Exercise -
Below are some records. Pull every line that contains the word "image".

********************

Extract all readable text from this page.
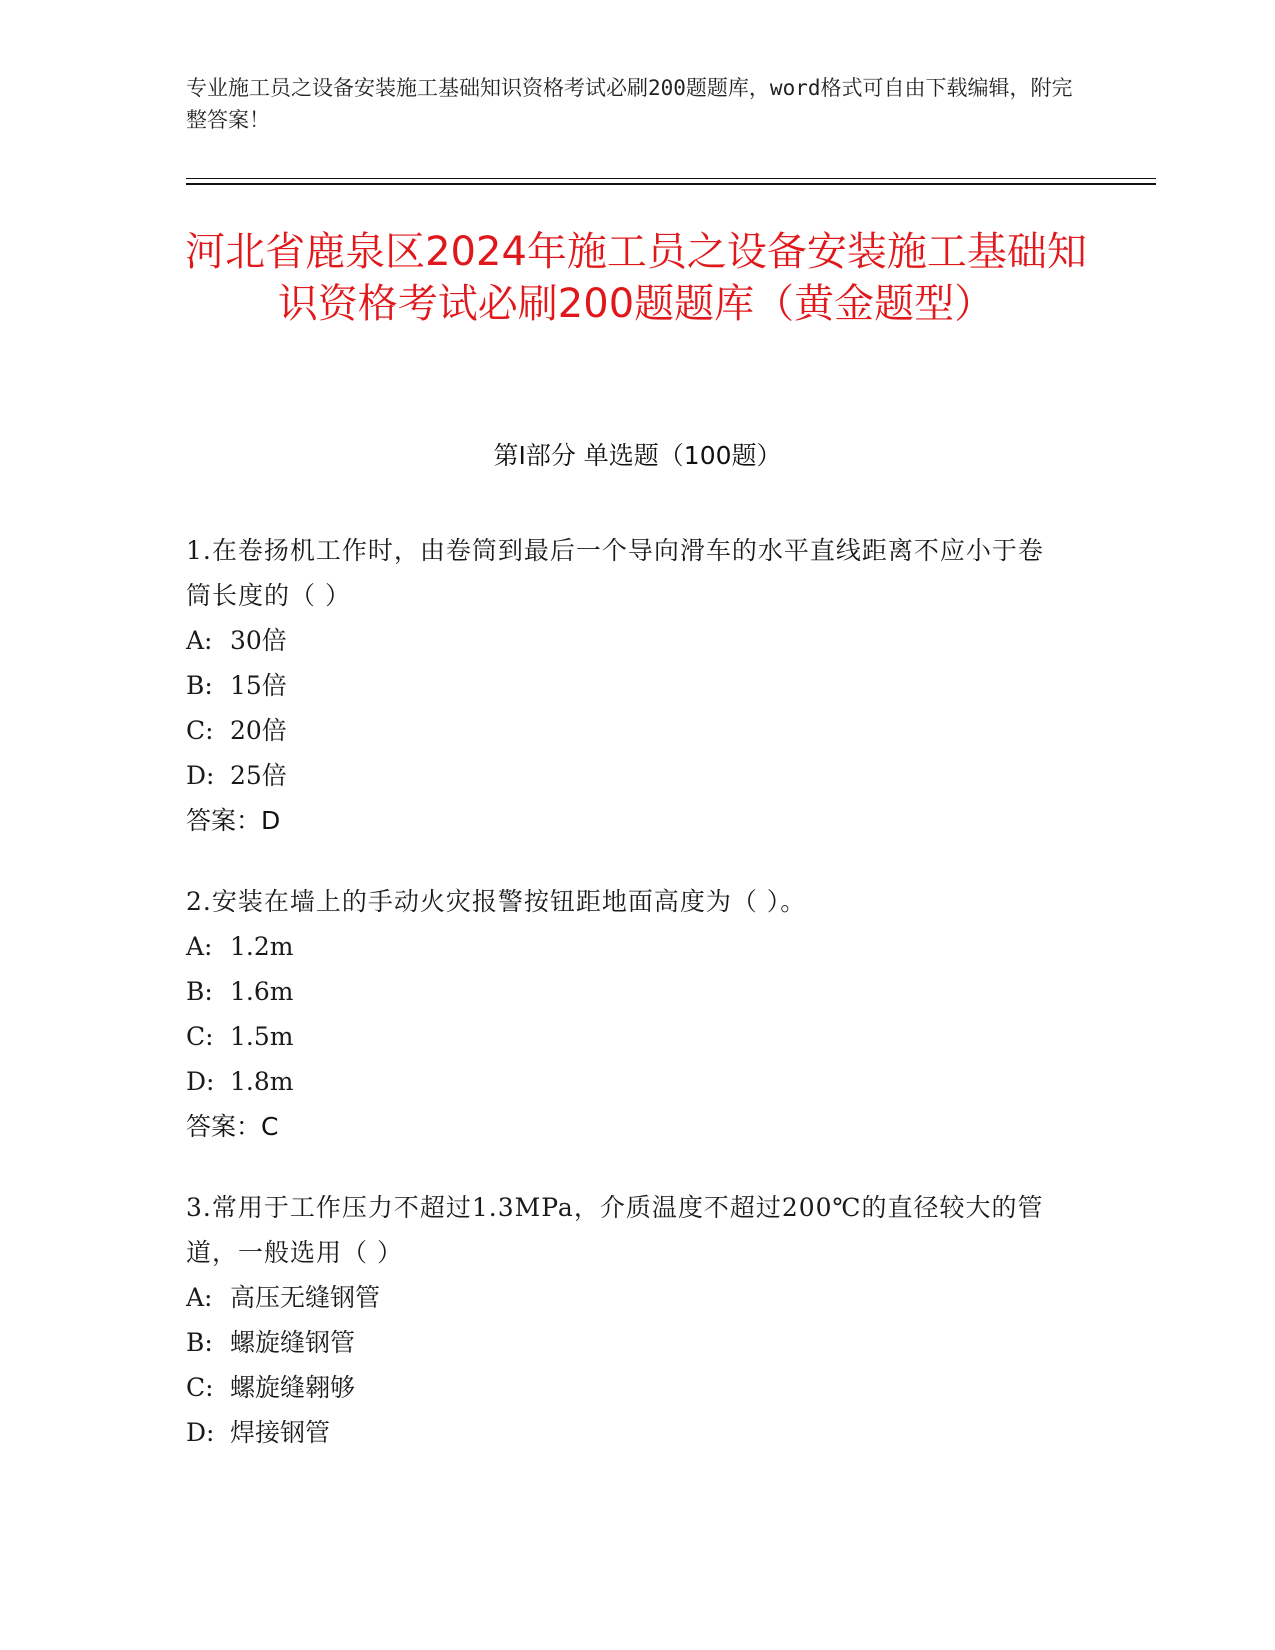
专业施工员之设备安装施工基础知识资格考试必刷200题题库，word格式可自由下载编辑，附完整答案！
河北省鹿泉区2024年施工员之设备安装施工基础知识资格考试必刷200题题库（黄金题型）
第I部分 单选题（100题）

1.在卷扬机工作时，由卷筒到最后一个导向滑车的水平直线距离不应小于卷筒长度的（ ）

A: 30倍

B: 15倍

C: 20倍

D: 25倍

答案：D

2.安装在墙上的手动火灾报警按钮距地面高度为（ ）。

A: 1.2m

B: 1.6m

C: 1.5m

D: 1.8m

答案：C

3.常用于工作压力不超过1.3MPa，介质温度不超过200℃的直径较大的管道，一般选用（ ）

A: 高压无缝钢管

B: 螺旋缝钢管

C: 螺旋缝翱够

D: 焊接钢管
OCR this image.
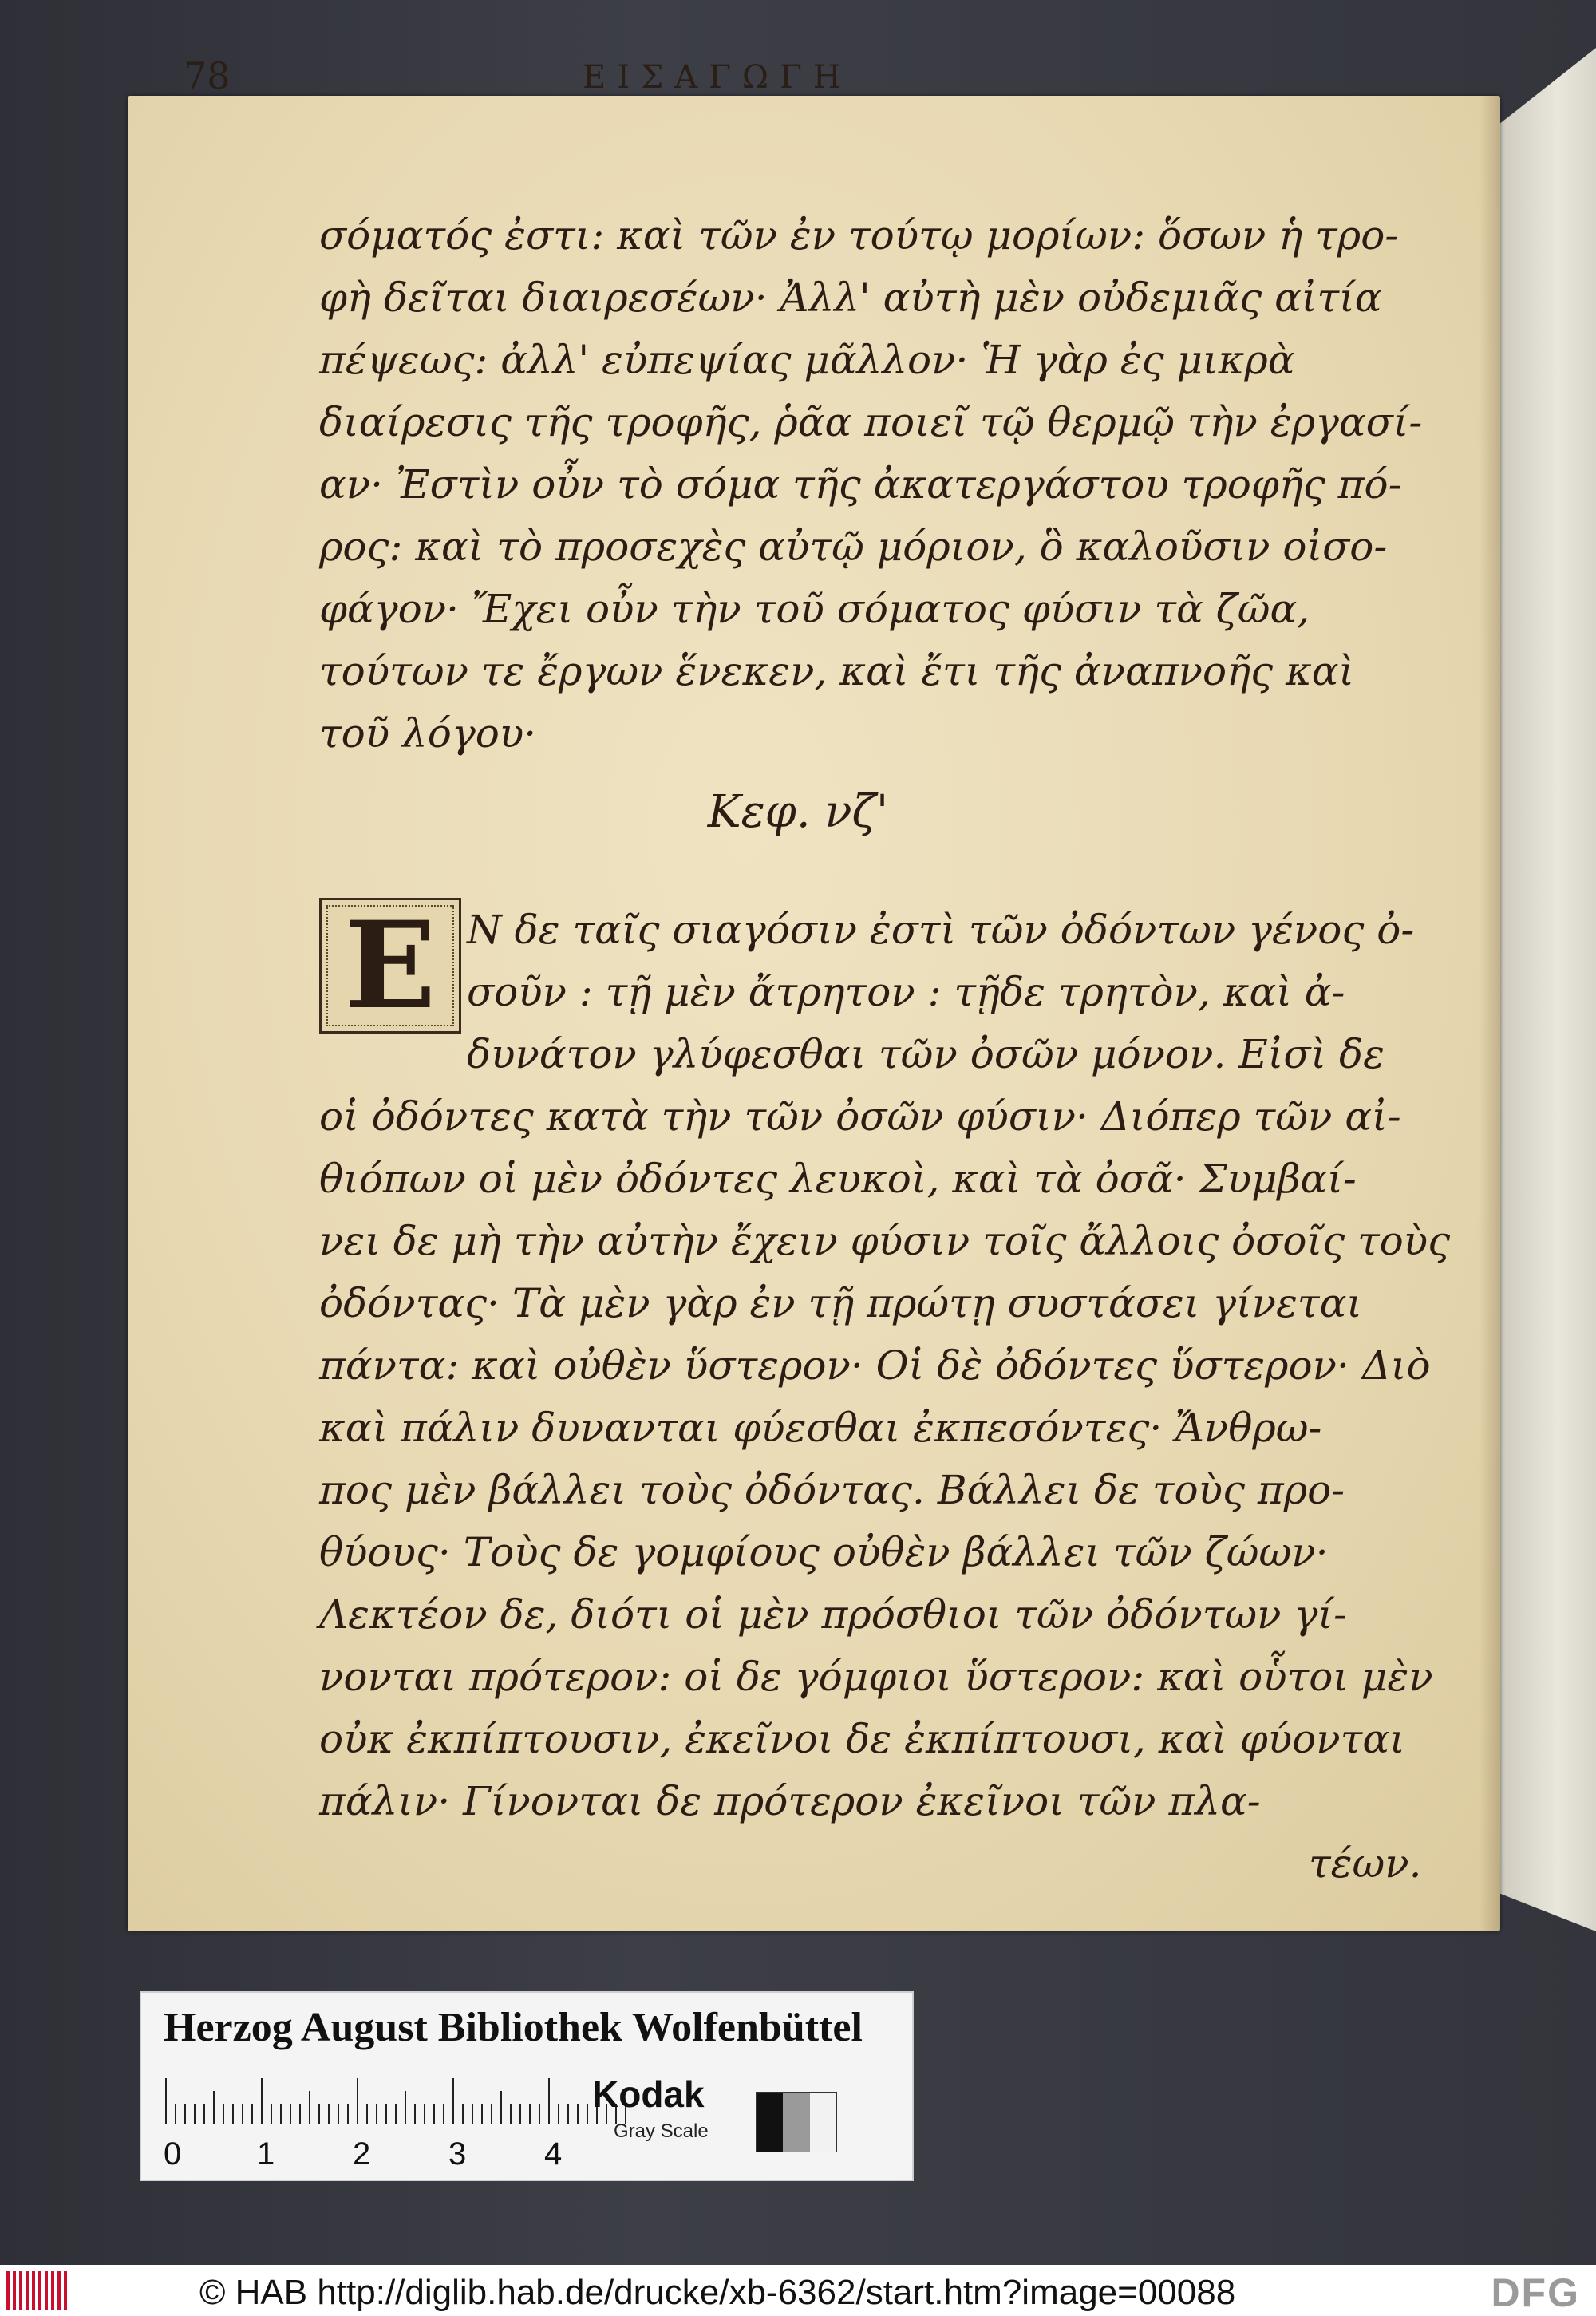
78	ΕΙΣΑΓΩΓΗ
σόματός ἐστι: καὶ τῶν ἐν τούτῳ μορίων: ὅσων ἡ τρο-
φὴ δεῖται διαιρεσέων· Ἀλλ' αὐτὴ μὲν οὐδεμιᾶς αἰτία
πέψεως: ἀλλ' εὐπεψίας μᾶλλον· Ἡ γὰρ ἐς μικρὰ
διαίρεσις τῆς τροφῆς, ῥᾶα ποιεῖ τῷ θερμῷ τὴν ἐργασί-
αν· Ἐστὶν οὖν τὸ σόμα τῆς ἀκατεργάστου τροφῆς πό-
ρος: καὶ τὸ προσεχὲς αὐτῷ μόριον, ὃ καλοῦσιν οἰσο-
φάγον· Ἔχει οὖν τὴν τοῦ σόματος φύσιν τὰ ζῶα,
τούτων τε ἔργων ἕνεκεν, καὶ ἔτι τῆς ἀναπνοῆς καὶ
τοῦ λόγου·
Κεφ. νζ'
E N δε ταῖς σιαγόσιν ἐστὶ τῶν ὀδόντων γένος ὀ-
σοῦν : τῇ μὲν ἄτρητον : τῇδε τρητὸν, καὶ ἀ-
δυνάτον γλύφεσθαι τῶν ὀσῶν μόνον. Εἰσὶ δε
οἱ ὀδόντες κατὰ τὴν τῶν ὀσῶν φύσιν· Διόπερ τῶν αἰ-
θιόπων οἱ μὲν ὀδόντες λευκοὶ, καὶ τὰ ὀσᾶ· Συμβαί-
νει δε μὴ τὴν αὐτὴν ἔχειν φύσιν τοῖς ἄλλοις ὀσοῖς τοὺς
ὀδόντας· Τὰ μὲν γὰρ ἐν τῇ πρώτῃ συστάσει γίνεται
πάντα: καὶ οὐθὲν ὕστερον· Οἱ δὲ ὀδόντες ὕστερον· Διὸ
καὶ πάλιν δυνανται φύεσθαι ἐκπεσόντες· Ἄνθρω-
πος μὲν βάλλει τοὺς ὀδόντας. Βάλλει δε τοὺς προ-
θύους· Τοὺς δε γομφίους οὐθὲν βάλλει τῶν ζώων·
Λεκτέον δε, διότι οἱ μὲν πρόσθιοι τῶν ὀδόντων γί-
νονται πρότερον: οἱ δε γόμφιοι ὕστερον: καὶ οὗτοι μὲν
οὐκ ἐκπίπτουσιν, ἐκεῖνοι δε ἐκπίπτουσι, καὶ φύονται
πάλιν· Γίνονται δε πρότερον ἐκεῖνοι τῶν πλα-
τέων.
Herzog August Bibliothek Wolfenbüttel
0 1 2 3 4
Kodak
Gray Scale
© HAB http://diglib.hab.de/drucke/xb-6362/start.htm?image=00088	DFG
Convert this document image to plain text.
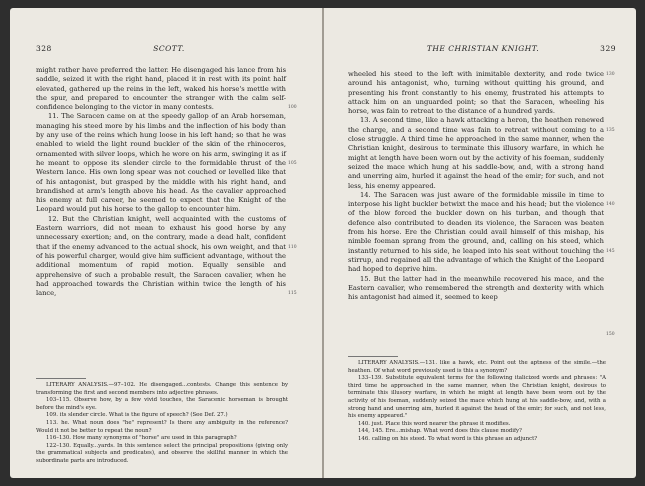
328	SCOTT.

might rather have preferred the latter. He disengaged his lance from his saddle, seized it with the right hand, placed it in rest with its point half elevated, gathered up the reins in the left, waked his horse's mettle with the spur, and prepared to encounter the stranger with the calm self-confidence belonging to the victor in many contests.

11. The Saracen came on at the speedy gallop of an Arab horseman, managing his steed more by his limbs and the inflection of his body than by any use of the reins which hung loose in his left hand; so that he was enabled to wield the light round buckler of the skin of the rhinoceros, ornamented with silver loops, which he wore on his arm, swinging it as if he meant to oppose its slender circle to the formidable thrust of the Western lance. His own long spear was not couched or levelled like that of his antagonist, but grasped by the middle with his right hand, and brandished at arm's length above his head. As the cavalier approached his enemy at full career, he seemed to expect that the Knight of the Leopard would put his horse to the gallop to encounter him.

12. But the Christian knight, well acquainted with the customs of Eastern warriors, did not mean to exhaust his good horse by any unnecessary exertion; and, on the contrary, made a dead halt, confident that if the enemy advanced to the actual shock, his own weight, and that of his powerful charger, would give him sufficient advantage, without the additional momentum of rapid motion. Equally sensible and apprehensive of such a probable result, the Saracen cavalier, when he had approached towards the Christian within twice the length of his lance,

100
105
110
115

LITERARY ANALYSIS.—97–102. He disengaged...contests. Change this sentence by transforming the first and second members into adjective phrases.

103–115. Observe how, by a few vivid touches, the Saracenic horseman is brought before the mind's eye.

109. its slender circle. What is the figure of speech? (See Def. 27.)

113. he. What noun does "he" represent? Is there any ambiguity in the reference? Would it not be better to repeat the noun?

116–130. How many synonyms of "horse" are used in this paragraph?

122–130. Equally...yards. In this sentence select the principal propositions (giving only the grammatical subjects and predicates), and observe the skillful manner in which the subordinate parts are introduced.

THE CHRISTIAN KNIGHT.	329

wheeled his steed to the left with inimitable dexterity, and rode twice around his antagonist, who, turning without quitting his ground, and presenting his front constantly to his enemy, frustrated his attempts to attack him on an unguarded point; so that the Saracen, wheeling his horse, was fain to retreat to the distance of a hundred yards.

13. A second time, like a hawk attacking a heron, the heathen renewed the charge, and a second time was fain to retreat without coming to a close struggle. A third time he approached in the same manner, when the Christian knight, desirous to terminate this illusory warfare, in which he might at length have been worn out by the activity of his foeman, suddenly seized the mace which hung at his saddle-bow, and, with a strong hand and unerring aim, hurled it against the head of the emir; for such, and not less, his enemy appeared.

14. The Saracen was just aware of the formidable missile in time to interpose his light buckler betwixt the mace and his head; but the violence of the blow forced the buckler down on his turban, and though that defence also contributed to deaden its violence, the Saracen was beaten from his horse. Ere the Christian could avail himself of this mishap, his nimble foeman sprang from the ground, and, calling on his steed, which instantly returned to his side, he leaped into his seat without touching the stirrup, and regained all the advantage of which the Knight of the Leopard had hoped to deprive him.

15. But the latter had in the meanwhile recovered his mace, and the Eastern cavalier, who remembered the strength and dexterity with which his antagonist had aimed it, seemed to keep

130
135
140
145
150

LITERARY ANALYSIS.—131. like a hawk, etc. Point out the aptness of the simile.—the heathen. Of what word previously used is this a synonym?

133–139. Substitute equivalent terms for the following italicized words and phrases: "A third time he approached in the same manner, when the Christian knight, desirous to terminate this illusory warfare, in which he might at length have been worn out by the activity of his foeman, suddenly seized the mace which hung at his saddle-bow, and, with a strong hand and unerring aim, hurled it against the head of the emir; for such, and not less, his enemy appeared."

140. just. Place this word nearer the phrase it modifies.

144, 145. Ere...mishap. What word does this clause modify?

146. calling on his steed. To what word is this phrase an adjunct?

********************

Result of the task -
OCR this image.
© HAB http://diglib.hab.de/drucke/xb-6362/start.htm?image=00088	DFG
Convert this document image to plain text.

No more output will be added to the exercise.